Dataset records on visual material:
-- start --

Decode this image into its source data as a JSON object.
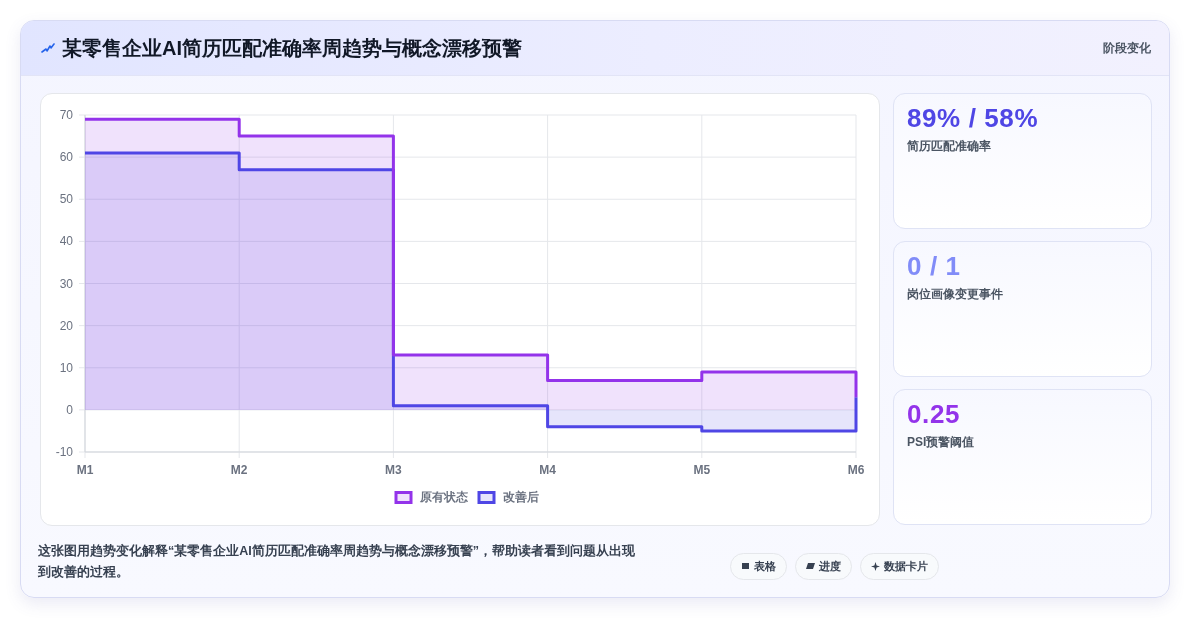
{
  "chart_data": [
    {
      "type": "area",
      "title": "某零售企业AI简历匹配准确率周趋势与概念漂移预警",
      "categories": [
        "M1",
        "M2",
        "M3",
        "M4",
        "M5",
        "M6"
      ],
      "series": [
        {
          "name": "原有状态",
          "color": "#9333ea",
          "x": [
            "M1",
            "M2",
            "M2",
            "M3",
            "M3",
            "M4",
            "M4",
            "M5",
            "M5",
            "M6",
            "M6"
          ],
          "values": [
            69,
            69,
            65,
            65,
            13,
            13,
            7,
            7,
            9,
            9,
            3
          ]
        },
        {
          "name": "改善后",
          "color": "#4f46e5",
          "x": [
            "M1",
            "M2",
            "M2",
            "M3",
            "M3",
            "M4",
            "M4",
            "M5",
            "M5",
            "M6",
            "M6"
          ],
          "values": [
            61,
            61,
            57,
            57,
            1,
            1,
            -4,
            -4,
            -5,
            -5,
            3
          ]
        }
      ],
      "ylim": [
        -10,
        70
      ],
      "yticks": [
        -10,
        0,
        10,
        20,
        30,
        40,
        50,
        60,
        70
      ],
      "grid": true,
      "legend": "bottom",
      "annotations": [
        "这张图用趋势变化解释“某零售企业AI简历匹配准确率周趋势与概念漂移预警”，帮助读者看到问题从出现到改善的过程。",
        "表格",
        "进度",
        "数据卡片"
      ]
    },
    {
      "type": "other",
      "title": "阶段变化",
      "annotations": [
        "89% / 58%",
        "简历匹配准确率",
        "0 / 1",
        "岗位画像变更事件",
        "0.25",
        "PSI预警阈值"
      ]
    }
  ]
}
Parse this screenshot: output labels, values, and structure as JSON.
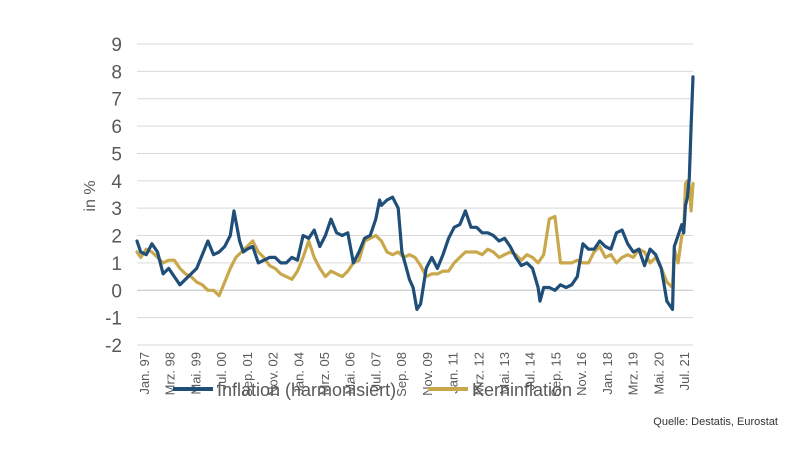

-- end --

#### PROBLEM TO WORK ON
Set down the material above as is, without any pictures.

#### RESPONSE TO THIS TASK
Decode this image into its source data as a JSON object.
{
  "chart_data": [
    {
      "type": "area",
      "title": "某零售企业AI简历匹配准确率周趋势与概念漂移预警",
      "categories": [
        "M1",
        "M2",
        "M3",
        "M4",
        "M5",
        "M6"
      ],
      "series": [
        {
          "name": "原有状态",
          "color": "#9333ea",
          "x": [
            "M1",
            "M2",
            "M2",
            "M3",
            "M3",
            "M4",
            "M4",
            "M5",
            "M5",
            "M6",
            "M6"
          ],
          "values": [
            69,
            69,
            65,
            65,
            13,
            13,
            7,
            7,
            9,
            9,
            3
          ]
        },
        {
          "name": "改善后",
          "color": "#4f46e5",
          "x": [
            "M1",
            "M2",
            "M2",
            "M3",
            "M3",
            "M4",
            "M4",
            "M5",
            "M5",
            "M6",
            "M6"
          ],
          "values": [
            61,
            61,
            57,
            57,
            1,
            1,
            -4,
            -4,
            -5,
            -5,
            3
          ]
        }
      ],
      "ylim": [
        -10,
        70
      ],
      "yticks": [
        -10,
        0,
        10,
        20,
        30,
        40,
        50,
        60,
        70
      ],
      "grid": true,
      "legend": "bottom",
      "annotations": [
        "这张图用趋势变化解释“某零售企业AI简历匹配准确率周趋势与概念漂移预警”，帮助读者看到问题从出现到改善的过程。",
        "表格",
        "进度",
        "数据卡片"
      ]
    },
    {
      "type": "other",
      "title": "阶段变化",
      "annotations": [
        "89% / 58%",
        "简历匹配准确率",
        "0 / 1",
        "岗位画像变更事件",
        "0.25",
        "PSI预警阈值"
      ]
    }
  ]
}
Parse this screenshot: output labels, values, and structure as JSON.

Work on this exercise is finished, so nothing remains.